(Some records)
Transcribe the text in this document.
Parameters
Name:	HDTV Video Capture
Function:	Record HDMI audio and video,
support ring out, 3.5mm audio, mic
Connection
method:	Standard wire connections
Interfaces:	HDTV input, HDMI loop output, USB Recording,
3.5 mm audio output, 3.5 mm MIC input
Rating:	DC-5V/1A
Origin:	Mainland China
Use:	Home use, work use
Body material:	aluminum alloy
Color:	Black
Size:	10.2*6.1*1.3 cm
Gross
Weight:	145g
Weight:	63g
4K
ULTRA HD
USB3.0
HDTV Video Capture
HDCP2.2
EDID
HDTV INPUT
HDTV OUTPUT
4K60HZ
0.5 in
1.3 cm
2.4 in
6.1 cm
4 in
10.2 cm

WORK TO COMPLETE: Lines containing the string "Capture" are to be selected and copied.

SOLUTION BELOW:
Name:	HDTV Video Capture
HDTV Video Capture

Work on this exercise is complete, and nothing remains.